Extract every line below that contains the word "drawn".

# [MATERIAL TO PROCESS]
* BEGIN *
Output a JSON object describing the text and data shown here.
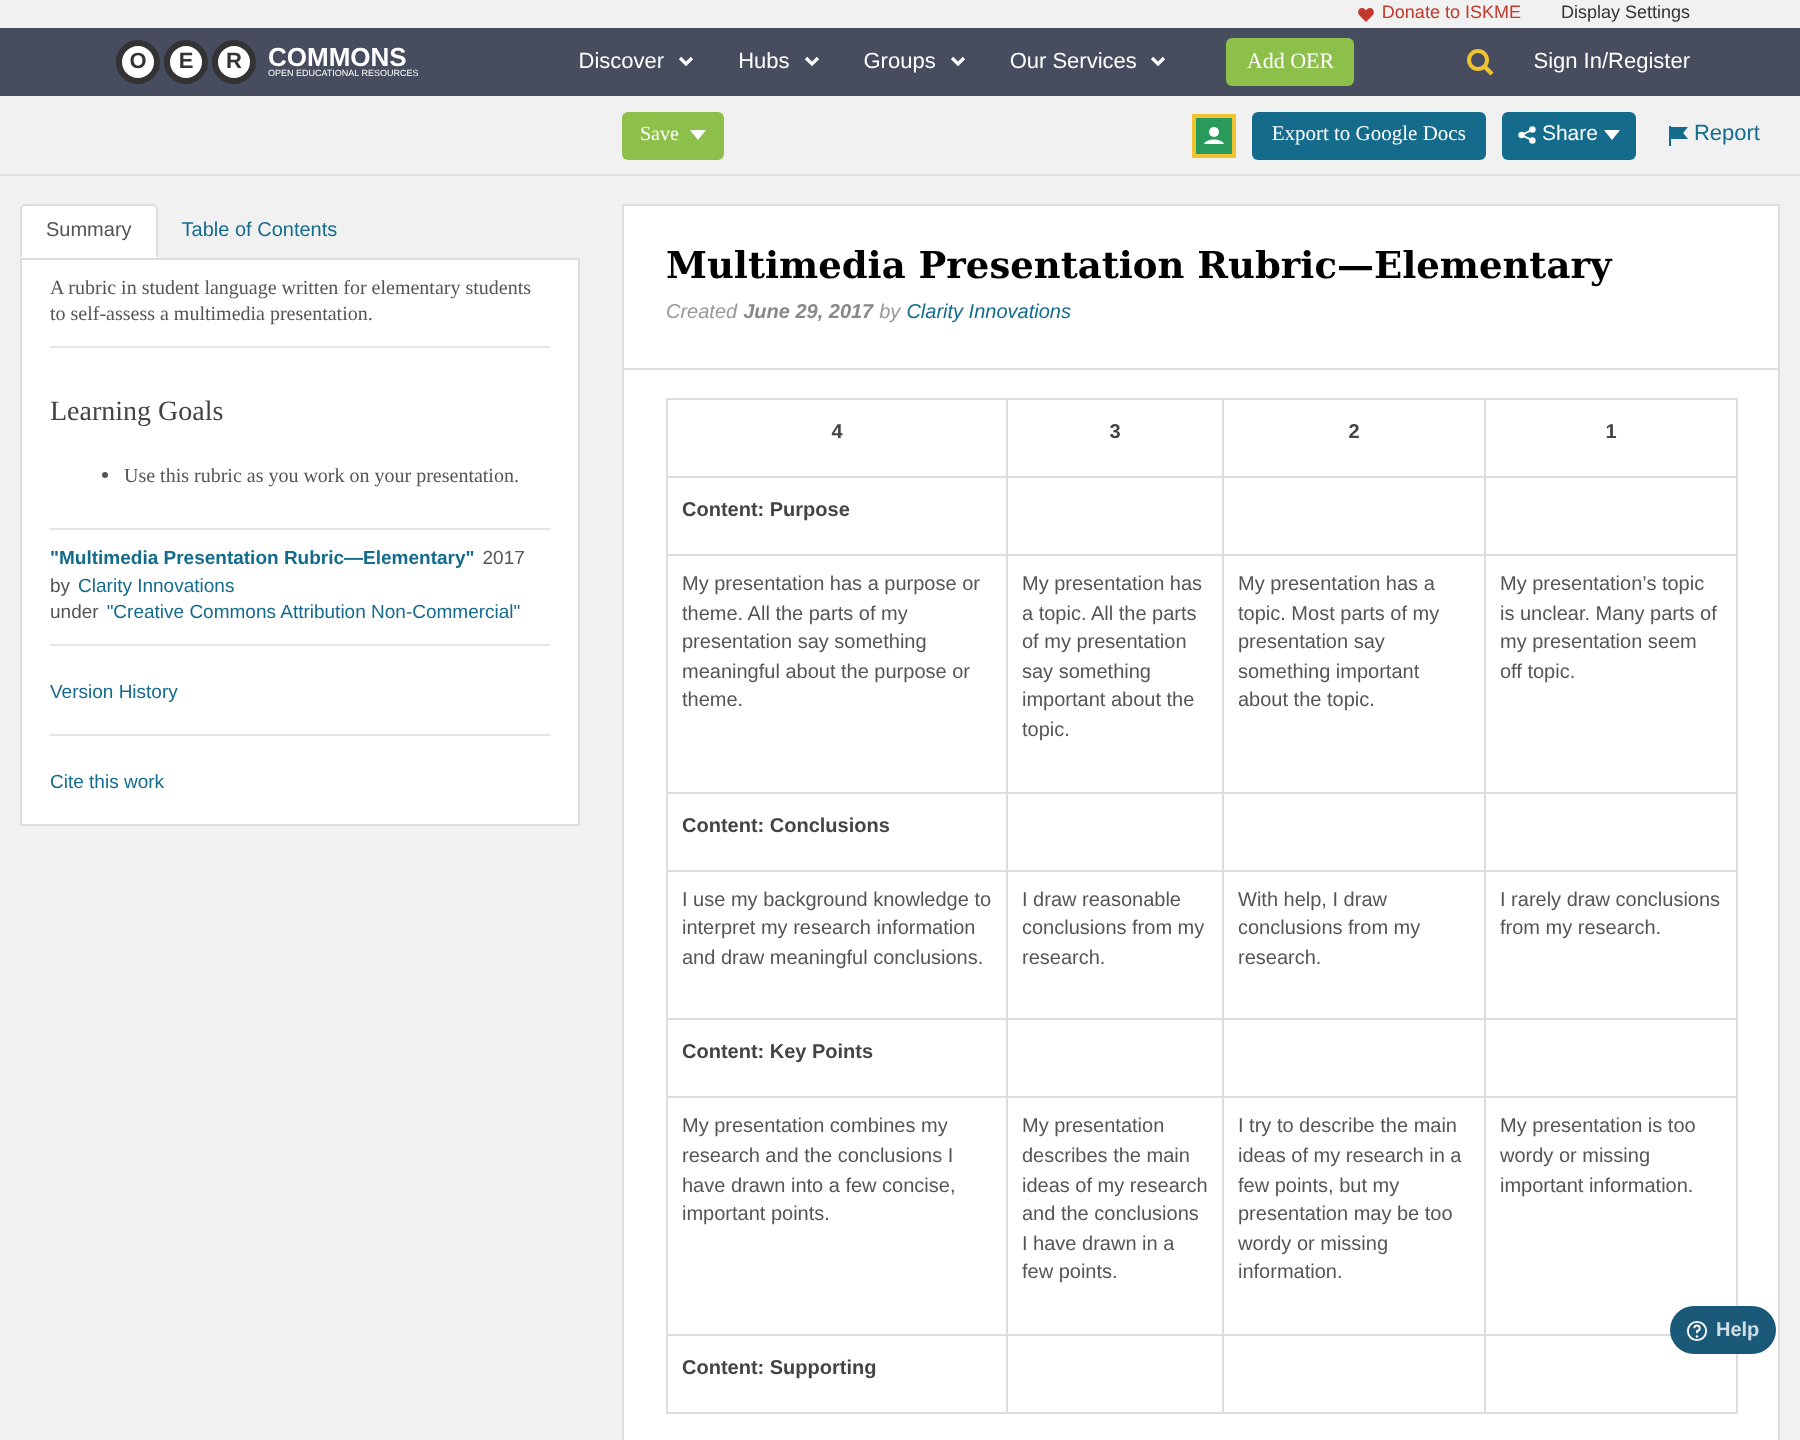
{
  "utility_bar": {
    "donate": "Donate to ISKME",
    "settings": "Display Settings"
  },
  "nav": {
    "logo_letters": [
      "O",
      "E",
      "R"
    ],
    "logo_name": "COMMONS",
    "logo_tagline": "OPEN EDUCATIONAL RESOURCES",
    "items": [
      {
        "label": "Discover"
      },
      {
        "label": "Hubs"
      },
      {
        "label": "Groups"
      },
      {
        "label": "Our Services"
      }
    ],
    "add_button": "Add OER",
    "sign_in": "Sign In/Register"
  },
  "toolbar": {
    "save": "Save",
    "export": "Export to Google Docs",
    "share": "Share",
    "report": "Report"
  },
  "sidebar": {
    "tabs": [
      {
        "label": "Summary",
        "selected": true
      },
      {
        "label": "Table of Contents",
        "selected": false
      }
    ],
    "summary": "A rubric in student language written for elementary students to self-assess a multimedia presentation.",
    "goals_title": "Learning Goals",
    "goals": [
      "Use this rubric as you work on your presentation."
    ],
    "attribution": {
      "title": "\"Multimedia Presentation Rubric—Elementary\"",
      "year": "2017",
      "by": "by",
      "author": "Clarity Innovations",
      "under": "under",
      "license": "\"Creative Commons Attribution Non-Commercial\""
    },
    "links": [
      "Version History",
      "Cite this work"
    ]
  },
  "document": {
    "title": "Multimedia Presentation Rubric—Elementary",
    "created_label": "Created",
    "date": "June 29, 2017",
    "by": "by",
    "author": "Clarity Innovations",
    "table": {
      "columns": [
        "4",
        "3",
        "2",
        "1"
      ],
      "rows": [
        {
          "kind": "label",
          "text": "Content: Purpose"
        },
        {
          "kind": "text",
          "cells": [
            "My presentation has a purpose or theme. All the parts of my presentation say something meaningful about the purpose or theme.",
            "My presentation has a topic. All the parts of my presentation say something important about the topic.",
            "My presentation has a topic. Most parts of my presentation say something important about the topic.",
            "My presentation’s topic is unclear. Many parts of my presentation seem off topic."
          ]
        },
        {
          "kind": "label",
          "text": "Content: Conclusions"
        },
        {
          "kind": "text",
          "cells": [
            "I use my background knowledge to interpret my research information and draw meaningful conclusions.",
            "I draw reasonable conclusions from my research.",
            "With help, I draw conclusions from my research.",
            "I rarely draw conclusions from my research."
          ]
        },
        {
          "kind": "label",
          "text": "Content: Key Points"
        },
        {
          "kind": "text",
          "cells": [
            "My presentation combines my research and the conclusions I have drawn into a few concise, important points.",
            "My presentation describes the main ideas of my research and the conclusions I have drawn in a few points.",
            "I try to describe the main ideas of my research in a few points, but my presentation may be too wordy or missing information.",
            "My presentation is too wordy or missing important information."
          ]
        },
        {
          "kind": "label",
          "text": "Content: Supporting"
        }
      ]
    }
  },
  "help_button": "Help"
}
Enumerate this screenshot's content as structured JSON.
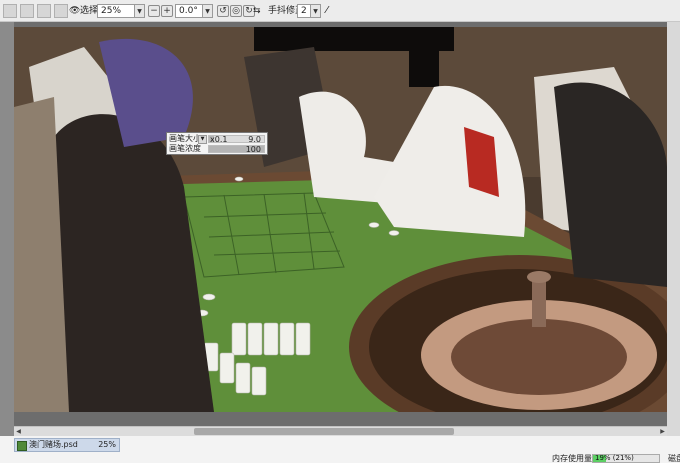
{
  "toolbar": {
    "select_label": "选择",
    "zoom_value": "25%",
    "rotate_value": "0.0°",
    "stabilizer_label": "手抖修正",
    "stabilizer_value": "2"
  },
  "brush_popup": {
    "size_label": "画笔大小",
    "size_multiplier": "x0.1",
    "size_value": "9.0",
    "size_level": 0.09,
    "density_label": "画笔浓度",
    "density_value": "100",
    "density_level": 1.0
  },
  "document_tab": {
    "file_name": "澳门赌场.psd",
    "zoom": "25%"
  },
  "status": {
    "memory_label": "内存使用量",
    "memory_text": "19% (21%)",
    "memory_level": 0.19,
    "trailing_label": "磁盘"
  },
  "colors": {
    "table_felt": "#5f8f3a",
    "table_wood": "#6b4a33",
    "memory_fill": "#5ccf63",
    "file_tab": "#cdd9ea"
  }
}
* END *
# [TASK RESPONSE]
            "My presentation combines my research and the conclusions I have drawn into a few concise, important points.",
            "My presentation describes the main ideas of my research and the conclusions I have drawn in a few points.",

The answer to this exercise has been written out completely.